INSTRUCTIONS TO FOLLOW | Give all of the lines again exactly as they read.

Saved entries
━━━

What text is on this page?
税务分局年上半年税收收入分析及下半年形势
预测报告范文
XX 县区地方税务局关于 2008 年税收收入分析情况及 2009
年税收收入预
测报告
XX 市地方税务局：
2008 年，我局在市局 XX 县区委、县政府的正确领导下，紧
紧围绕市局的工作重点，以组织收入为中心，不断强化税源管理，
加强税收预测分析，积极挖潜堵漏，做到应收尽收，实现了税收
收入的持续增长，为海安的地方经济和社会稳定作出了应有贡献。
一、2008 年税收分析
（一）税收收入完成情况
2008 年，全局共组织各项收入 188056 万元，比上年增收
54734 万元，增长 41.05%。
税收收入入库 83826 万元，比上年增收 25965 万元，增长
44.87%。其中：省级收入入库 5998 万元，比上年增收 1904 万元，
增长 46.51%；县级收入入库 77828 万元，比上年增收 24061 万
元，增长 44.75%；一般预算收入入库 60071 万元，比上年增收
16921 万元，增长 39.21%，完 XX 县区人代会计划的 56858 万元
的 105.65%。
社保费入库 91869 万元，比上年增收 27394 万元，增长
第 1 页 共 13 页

━━━

ANSWER BELOW |
What text is on this page?
税务分局年上半年税收收入分析及下半年形势
预测报告范文
XX 县区地方税务局关于 2008 年税收收入分析情况及 2009
年税收收入预
测报告
XX 市地方税务局：
2008 年，我局在市局 XX 县区委、县政府的正确领导下，紧
紧围绕市局的工作重点，以组织收入为中心，不断强化税源管理，
加强税收预测分析，积极挖潜堵漏，做到应收尽收，实现了税收
收入的持续增长，为海安的地方经济和社会稳定作出了应有贡献。
一、2008 年税收分析
（一）税收收入完成情况
2008 年，全局共组织各项收入 188056 万元，比上年增收
54734 万元，增长 41.05%。
税收收入入库 83826 万元，比上年增收 25965 万元，增长
44.87%。其中：省级收入入库 5998 万元，比上年增收 1904 万元，
增长 46.51%；县级收入入库 77828 万元，比上年增收 24061 万
元，增长 44.75%；一般预算收入入库 60071 万元，比上年增收
16921 万元，增长 39.21%，完 XX 县区人代会计划的 56858 万元
的 105.65%。
社保费入库 91869 万元，比上年增收 27394 万元，增长
第 1 页 共 13 页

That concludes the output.